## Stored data
>> Begin

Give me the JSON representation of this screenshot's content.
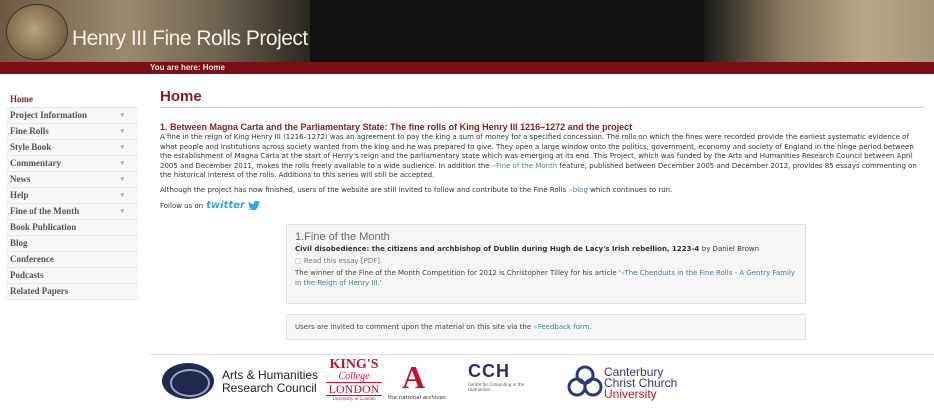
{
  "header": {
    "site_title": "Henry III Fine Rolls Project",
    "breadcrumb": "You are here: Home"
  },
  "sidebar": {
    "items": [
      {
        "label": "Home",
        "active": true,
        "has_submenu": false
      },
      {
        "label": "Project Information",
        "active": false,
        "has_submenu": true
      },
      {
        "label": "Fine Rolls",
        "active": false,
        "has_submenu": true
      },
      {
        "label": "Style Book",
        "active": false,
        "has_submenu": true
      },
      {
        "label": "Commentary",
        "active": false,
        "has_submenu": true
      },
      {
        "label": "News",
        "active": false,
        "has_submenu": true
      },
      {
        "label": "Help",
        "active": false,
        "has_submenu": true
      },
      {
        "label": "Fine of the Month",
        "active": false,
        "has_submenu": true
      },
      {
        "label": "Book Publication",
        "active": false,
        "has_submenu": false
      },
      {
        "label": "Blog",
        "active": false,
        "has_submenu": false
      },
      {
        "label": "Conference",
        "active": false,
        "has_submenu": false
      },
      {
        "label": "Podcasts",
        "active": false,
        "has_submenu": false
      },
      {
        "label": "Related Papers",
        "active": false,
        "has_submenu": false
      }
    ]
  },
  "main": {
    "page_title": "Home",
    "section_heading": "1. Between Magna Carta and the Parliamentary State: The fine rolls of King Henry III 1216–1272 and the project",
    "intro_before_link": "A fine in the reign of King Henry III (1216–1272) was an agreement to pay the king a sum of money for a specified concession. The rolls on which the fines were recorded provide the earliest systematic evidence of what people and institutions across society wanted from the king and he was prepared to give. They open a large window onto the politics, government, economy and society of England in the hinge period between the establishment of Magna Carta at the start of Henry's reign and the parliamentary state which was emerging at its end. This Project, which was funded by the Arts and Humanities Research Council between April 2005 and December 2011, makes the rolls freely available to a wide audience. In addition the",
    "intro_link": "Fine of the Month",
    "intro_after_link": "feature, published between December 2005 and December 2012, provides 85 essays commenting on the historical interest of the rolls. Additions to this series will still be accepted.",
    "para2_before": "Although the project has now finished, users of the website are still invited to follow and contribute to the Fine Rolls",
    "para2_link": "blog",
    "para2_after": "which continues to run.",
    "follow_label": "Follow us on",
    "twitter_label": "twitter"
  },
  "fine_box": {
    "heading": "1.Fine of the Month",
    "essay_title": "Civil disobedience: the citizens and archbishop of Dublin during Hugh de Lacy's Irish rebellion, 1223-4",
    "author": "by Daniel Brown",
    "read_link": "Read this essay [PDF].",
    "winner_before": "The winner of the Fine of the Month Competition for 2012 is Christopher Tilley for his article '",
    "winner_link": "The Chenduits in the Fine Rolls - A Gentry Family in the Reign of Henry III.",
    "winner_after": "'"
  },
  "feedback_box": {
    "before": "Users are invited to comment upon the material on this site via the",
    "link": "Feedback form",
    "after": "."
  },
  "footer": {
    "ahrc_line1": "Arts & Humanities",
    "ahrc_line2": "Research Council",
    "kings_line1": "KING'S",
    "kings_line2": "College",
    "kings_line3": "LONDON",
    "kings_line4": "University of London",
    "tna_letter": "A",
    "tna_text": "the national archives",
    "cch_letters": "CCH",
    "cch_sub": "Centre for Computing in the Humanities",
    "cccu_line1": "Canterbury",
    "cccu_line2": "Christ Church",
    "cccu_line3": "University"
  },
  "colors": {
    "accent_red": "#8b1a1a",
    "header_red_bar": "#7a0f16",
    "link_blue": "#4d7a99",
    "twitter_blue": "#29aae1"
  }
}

>> End

## Required work
Reproduce every entry exactly, but omit each picture.

## Exercise answer
Give me the JSON representation of this screenshot's content.
{
  "header": {
    "site_title": "Henry III Fine Rolls Project",
    "breadcrumb": "You are here: Home"
  },
  "sidebar": {
    "items": [
      {
        "label": "Home",
        "active": true,
        "has_submenu": false
      },
      {
        "label": "Project Information",
        "active": false,
        "has_submenu": true
      },
      {
        "label": "Fine Rolls",
        "active": false,
        "has_submenu": true
      },
      {
        "label": "Style Book",
        "active": false,
        "has_submenu": true
      },
      {
        "label": "Commentary",
        "active": false,
        "has_submenu": true
      },
      {
        "label": "News",
        "active": false,
        "has_submenu": true
      },
      {
        "label": "Help",
        "active": false,
        "has_submenu": true
      },
      {
        "label": "Fine of the Month",
        "active": false,
        "has_submenu": true
      },
      {
        "label": "Book Publication",
        "active": false,
        "has_submenu": false
      },
      {
        "label": "Blog",
        "active": false,
        "has_submenu": false
      },
      {
        "label": "Conference",
        "active": false,
        "has_submenu": false
      },
      {
        "label": "Podcasts",
        "active": false,
        "has_submenu": false
      },
      {
        "label": "Related Papers",
        "active": false,
        "has_submenu": false
      }
    ]
  },
  "main": {
    "page_title": "Home",
    "section_heading": "1. Between Magna Carta and the Parliamentary State: The fine rolls of King Henry III 1216–1272 and the project",
    "intro_before_link": "A fine in the reign of King Henry III (1216–1272) was an agreement to pay the king a sum of money for a specified concession. The rolls on which the fines were recorded provide the earliest systematic evidence of what people and institutions across society wanted from the king and he was prepared to give. They open a large window onto the politics, government, economy and society of England in the hinge period between the establishment of Magna Carta at the start of Henry's reign and the parliamentary state which was emerging at its end. This Project, which was funded by the Arts and Humanities Research Council between April 2005 and December 2011, makes the rolls freely available to a wide audience. In addition the",
    "intro_link": "Fine of the Month",
    "intro_after_link": "feature, published between December 2005 and December 2012, provides 85 essays commenting on the historical interest of the rolls. Additions to this series will still be accepted.",
    "para2_before": "Although the project has now finished, users of the website are still invited to follow and contribute to the Fine Rolls",
    "para2_link": "blog",
    "para2_after": "which continues to run.",
    "follow_label": "Follow us on",
    "twitter_label": "twitter"
  },
  "fine_box": {
    "heading": "1.Fine of the Month",
    "essay_title": "Civil disobedience: the citizens and archbishop of Dublin during Hugh de Lacy's Irish rebellion, 1223-4",
    "author": "by Daniel Brown",
    "read_link": "Read this essay [PDF].",
    "winner_before": "The winner of the Fine of the Month Competition for 2012 is Christopher Tilley for his article '",
    "winner_link": "The Chenduits in the Fine Rolls - A Gentry Family in the Reign of Henry III.",
    "winner_after": "'"
  },
  "feedback_box": {
    "before": "Users are invited to comment upon the material on this site via the",
    "link": "Feedback form",
    "after": "."
  },
  "footer": {
    "ahrc_line1": "Arts & Humanities",
    "ahrc_line2": "Research Council",
    "kings_line1": "KING'S",
    "kings_line2": "College",
    "kings_line3": "LONDON",
    "kings_line4": "University of London",
    "tna_letter": "A",
    "tna_text": "the national archives",
    "cch_letters": "CCH",
    "cch_sub": "Centre for Computing in the Humanities",
    "cccu_line1": "Canterbury",
    "cccu_line2": "Christ Church",
    "cccu_line3": "University"
  },
  "colors": {
    "accent_red": "#8b1a1a",
    "header_red_bar": "#7a0f16",
    "link_blue": "#4d7a99",
    "twitter_blue": "#29aae1"
  }
}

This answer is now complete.